[Items listed in a dataset]
****

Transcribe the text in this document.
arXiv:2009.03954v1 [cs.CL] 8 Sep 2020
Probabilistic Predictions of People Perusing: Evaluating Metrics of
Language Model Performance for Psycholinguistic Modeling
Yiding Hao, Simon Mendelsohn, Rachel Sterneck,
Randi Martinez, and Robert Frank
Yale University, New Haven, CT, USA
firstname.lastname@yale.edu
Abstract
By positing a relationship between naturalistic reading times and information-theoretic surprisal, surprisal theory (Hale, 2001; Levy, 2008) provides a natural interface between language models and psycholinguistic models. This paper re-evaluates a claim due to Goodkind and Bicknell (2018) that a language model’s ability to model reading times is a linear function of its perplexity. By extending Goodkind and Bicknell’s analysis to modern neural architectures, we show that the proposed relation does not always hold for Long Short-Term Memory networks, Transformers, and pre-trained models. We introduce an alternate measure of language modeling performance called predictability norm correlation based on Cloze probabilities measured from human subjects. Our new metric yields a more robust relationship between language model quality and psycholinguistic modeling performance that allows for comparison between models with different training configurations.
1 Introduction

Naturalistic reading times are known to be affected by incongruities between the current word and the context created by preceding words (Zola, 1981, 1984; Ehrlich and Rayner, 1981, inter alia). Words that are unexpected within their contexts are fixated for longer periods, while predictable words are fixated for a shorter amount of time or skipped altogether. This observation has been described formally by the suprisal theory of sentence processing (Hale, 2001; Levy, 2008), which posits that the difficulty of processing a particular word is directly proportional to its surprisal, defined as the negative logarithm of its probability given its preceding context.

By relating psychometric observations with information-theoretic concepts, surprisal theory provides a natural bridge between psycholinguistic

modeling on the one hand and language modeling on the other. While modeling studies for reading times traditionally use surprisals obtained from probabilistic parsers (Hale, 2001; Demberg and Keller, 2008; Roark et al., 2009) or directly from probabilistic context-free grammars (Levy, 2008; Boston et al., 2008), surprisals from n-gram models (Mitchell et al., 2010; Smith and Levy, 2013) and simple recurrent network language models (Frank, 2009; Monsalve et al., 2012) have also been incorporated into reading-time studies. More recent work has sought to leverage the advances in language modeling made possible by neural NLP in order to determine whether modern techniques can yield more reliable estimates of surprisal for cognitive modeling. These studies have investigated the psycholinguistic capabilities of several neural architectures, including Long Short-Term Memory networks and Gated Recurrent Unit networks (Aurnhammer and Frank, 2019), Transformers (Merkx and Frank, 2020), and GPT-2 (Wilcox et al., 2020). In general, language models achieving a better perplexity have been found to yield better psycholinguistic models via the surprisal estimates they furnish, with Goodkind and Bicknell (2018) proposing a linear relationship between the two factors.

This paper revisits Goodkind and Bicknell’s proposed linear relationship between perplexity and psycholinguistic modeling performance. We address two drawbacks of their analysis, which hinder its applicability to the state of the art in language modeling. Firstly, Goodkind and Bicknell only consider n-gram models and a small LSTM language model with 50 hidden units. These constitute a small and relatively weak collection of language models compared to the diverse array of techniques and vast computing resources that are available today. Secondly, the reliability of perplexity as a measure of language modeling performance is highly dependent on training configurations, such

****

=== WRITTEN REQUEST ===
Write out every record, exactly as written.

=== COMPLETE ANSWER ===
Transcribe the text in this document.
arXiv:2009.03954v1 [cs.CL] 8 Sep 2020
Probabilistic Predictions of People Perusing: Evaluating Metrics of
Language Model Performance for Psycholinguistic Modeling
Yiding Hao, Simon Mendelsohn, Rachel Sterneck,
Randi Martinez, and Robert Frank
Yale University, New Haven, CT, USA
firstname.lastname@yale.edu
Abstract
By positing a relationship between naturalistic reading times and information-theoretic surprisal, surprisal theory (Hale, 2001; Levy, 2008) provides a natural interface between language models and psycholinguistic models. This paper re-evaluates a claim due to Goodkind and Bicknell (2018) that a language model’s ability to model reading times is a linear function of its perplexity. By extending Goodkind and Bicknell’s analysis to modern neural architectures, we show that the proposed relation does not always hold for Long Short-Term Memory networks, Transformers, and pre-trained models. We introduce an alternate measure of language modeling performance called predictability norm correlation based on Cloze probabilities measured from human subjects. Our new metric yields a more robust relationship between language model quality and psycholinguistic modeling performance that allows for comparison between models with different training configurations.
1 Introduction

Naturalistic reading times are known to be affected by incongruities between the current word and the context created by preceding words (Zola, 1981, 1984; Ehrlich and Rayner, 1981, inter alia). Words that are unexpected within their contexts are fixated for longer periods, while predictable words are fixated for a shorter amount of time or skipped altogether. This observation has been described formally by the suprisal theory of sentence processing (Hale, 2001; Levy, 2008), which posits that the difficulty of processing a particular word is directly proportional to its surprisal, defined as the negative logarithm of its probability given its preceding context.

By relating psychometric observations with information-theoretic concepts, surprisal theory provides a natural bridge between psycholinguistic

modeling on the one hand and language modeling on the other. While modeling studies for reading times traditionally use surprisals obtained from probabilistic parsers (Hale, 2001; Demberg and Keller, 2008; Roark et al., 2009) or directly from probabilistic context-free grammars (Levy, 2008; Boston et al., 2008), surprisals from n-gram models (Mitchell et al., 2010; Smith and Levy, 2013) and simple recurrent network language models (Frank, 2009; Monsalve et al., 2012) have also been incorporated into reading-time studies. More recent work has sought to leverage the advances in language modeling made possible by neural NLP in order to determine whether modern techniques can yield more reliable estimates of surprisal for cognitive modeling. These studies have investigated the psycholinguistic capabilities of several neural architectures, including Long Short-Term Memory networks and Gated Recurrent Unit networks (Aurnhammer and Frank, 2019), Transformers (Merkx and Frank, 2020), and GPT-2 (Wilcox et al., 2020). In general, language models achieving a better perplexity have been found to yield better psycholinguistic models via the surprisal estimates they furnish, with Goodkind and Bicknell (2018) proposing a linear relationship between the two factors.

This paper revisits Goodkind and Bicknell’s proposed linear relationship between perplexity and psycholinguistic modeling performance. We address two drawbacks of their analysis, which hinder its applicability to the state of the art in language modeling. Firstly, Goodkind and Bicknell only consider n-gram models and a small LSTM language model with 50 hidden units. These constitute a small and relatively weak collection of language models compared to the diverse array of techniques and vast computing resources that are available today. Secondly, the reliability of perplexity as a measure of language modeling performance is highly dependent on training configurations, such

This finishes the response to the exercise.